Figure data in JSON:
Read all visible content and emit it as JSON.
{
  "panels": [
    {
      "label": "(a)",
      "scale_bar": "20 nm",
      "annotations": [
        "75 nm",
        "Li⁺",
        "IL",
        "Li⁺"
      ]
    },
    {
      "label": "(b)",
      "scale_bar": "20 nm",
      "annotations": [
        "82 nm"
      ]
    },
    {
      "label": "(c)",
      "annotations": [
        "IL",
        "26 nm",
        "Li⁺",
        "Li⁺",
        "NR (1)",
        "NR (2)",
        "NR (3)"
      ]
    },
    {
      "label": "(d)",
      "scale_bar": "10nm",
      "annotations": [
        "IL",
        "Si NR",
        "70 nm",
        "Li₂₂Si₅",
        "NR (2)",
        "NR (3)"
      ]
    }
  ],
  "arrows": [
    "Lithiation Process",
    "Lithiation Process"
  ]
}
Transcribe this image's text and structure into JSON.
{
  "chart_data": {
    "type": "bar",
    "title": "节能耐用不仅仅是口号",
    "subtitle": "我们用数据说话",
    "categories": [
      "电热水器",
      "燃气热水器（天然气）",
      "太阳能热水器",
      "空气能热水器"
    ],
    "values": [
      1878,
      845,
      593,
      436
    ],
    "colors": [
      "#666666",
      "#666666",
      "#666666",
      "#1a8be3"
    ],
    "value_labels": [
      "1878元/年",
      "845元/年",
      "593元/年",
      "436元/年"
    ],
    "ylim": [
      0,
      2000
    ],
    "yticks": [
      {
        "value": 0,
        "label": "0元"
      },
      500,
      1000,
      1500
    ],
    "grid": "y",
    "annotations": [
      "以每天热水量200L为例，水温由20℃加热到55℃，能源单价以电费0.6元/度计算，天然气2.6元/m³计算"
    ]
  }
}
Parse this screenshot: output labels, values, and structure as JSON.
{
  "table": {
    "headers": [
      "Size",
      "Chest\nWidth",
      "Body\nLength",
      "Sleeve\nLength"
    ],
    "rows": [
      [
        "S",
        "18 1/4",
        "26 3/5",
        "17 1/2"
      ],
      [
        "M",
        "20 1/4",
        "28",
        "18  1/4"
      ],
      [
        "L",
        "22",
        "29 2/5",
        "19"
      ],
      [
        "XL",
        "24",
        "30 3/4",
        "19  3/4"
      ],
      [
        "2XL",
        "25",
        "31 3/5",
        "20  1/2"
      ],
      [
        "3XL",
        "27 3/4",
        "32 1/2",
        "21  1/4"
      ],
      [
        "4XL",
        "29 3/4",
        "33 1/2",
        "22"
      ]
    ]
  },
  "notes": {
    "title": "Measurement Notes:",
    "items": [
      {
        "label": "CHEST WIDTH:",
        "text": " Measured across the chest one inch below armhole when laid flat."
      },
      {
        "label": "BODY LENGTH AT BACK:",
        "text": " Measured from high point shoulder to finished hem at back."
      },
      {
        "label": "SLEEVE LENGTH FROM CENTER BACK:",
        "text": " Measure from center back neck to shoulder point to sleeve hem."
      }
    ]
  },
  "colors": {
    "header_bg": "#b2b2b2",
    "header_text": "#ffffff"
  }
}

### Exercise instructions:
Report how many lines contain "Measured". Give nothing but the number.

### Answer for this exercise:
2